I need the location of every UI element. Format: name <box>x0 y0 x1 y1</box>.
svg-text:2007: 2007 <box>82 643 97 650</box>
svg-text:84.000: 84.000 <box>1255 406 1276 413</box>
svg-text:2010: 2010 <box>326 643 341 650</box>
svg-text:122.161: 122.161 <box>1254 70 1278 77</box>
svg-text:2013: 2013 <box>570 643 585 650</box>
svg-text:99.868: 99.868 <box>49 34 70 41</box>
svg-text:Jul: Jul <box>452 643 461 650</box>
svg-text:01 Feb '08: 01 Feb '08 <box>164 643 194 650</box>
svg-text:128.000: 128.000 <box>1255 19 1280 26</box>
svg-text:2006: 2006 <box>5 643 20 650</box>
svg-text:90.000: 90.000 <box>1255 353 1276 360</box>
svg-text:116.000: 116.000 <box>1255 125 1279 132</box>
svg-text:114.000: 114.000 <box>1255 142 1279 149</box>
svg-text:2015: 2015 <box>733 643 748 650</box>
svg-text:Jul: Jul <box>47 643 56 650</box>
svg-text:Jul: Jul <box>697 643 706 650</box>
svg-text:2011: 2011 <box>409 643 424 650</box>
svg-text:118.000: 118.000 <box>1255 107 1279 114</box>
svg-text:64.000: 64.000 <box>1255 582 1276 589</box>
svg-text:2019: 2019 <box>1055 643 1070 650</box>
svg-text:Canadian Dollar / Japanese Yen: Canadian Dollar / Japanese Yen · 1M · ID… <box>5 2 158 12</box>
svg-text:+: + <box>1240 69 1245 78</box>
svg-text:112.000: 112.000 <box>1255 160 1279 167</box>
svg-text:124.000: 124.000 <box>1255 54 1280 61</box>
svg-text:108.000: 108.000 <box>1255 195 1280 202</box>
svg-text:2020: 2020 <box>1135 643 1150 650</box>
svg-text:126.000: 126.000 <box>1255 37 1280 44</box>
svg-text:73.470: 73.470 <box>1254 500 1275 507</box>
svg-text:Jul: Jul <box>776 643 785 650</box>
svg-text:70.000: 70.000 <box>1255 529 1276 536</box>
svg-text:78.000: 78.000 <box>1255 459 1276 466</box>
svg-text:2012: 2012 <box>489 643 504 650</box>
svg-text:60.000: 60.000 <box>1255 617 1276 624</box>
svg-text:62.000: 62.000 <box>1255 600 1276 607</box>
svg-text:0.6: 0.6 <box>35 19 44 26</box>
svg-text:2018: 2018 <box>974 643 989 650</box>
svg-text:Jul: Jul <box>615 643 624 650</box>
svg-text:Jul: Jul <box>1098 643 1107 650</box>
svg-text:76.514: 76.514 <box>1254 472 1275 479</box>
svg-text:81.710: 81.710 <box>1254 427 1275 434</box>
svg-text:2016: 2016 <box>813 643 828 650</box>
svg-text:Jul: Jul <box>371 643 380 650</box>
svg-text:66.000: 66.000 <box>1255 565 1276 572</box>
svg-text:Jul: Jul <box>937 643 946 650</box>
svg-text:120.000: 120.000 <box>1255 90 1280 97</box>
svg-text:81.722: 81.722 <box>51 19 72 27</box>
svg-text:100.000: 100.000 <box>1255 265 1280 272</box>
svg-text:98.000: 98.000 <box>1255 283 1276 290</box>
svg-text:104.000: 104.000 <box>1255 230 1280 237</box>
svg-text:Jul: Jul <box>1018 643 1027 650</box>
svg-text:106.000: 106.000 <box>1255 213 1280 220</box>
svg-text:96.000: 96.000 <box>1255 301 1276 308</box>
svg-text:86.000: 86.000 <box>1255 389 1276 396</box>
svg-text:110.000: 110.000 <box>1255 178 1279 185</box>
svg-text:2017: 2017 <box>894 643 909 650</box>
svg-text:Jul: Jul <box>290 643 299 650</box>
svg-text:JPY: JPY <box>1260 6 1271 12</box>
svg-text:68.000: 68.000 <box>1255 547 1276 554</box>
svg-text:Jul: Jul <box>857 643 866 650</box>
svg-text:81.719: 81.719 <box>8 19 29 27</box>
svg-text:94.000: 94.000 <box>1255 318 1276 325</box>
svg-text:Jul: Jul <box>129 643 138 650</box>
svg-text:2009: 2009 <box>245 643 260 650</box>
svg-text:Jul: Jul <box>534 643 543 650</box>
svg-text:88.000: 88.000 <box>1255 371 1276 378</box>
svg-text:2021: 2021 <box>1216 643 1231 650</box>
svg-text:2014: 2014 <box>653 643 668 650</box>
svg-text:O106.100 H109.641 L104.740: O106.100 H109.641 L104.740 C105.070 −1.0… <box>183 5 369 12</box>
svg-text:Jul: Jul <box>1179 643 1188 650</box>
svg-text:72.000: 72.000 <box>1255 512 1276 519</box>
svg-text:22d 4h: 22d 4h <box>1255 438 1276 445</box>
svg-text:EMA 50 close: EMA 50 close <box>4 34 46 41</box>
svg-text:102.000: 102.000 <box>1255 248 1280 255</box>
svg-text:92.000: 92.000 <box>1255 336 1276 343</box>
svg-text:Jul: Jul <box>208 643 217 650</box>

• [To do]: Copy word for word everything from the first line of the listing down to and including the line that contains "svg-text:126.000: 126.000 <box>1255".

• [Output of the exercise]:
I need the location of every UI element. Format: name <box>x0 y0 x1 y1</box>.
svg-text:2007: 2007 <box>82 643 97 650</box>
svg-text:84.000: 84.000 <box>1255 406 1276 413</box>
svg-text:2010: 2010 <box>326 643 341 650</box>
svg-text:122.161: 122.161 <box>1254 70 1278 77</box>
svg-text:2013: 2013 <box>570 643 585 650</box>
svg-text:99.868: 99.868 <box>49 34 70 41</box>
svg-text:Jul: Jul <box>452 643 461 650</box>
svg-text:01 Feb '08: 01 Feb '08 <box>164 643 194 650</box>
svg-text:128.000: 128.000 <box>1255 19 1280 26</box>
svg-text:2006: 2006 <box>5 643 20 650</box>
svg-text:90.000: 90.000 <box>1255 353 1276 360</box>
svg-text:116.000: 116.000 <box>1255 125 1279 132</box>
svg-text:114.000: 114.000 <box>1255 142 1279 149</box>
svg-text:2015: 2015 <box>733 643 748 650</box>
svg-text:Jul: Jul <box>47 643 56 650</box>
svg-text:Jul: Jul <box>697 643 706 650</box>
svg-text:2011: 2011 <box>409 643 424 650</box>
svg-text:118.000: 118.000 <box>1255 107 1279 114</box>
svg-text:64.000: 64.000 <box>1255 582 1276 589</box>
svg-text:2019: 2019 <box>1055 643 1070 650</box>
svg-text:Canadian Dollar / Japanese Yen: Canadian Dollar / Japanese Yen · 1M · ID… <box>5 2 158 12</box>
svg-text:+: + <box>1240 69 1245 78</box>
svg-text:112.000: 112.000 <box>1255 160 1279 167</box>
svg-text:124.000: 124.000 <box>1255 54 1280 61</box>
svg-text:108.000: 108.000 <box>1255 195 1280 202</box>
svg-text:2020: 2020 <box>1135 643 1150 650</box>
svg-text:126.000: 126.000 <box>1255 37 1280 44</box>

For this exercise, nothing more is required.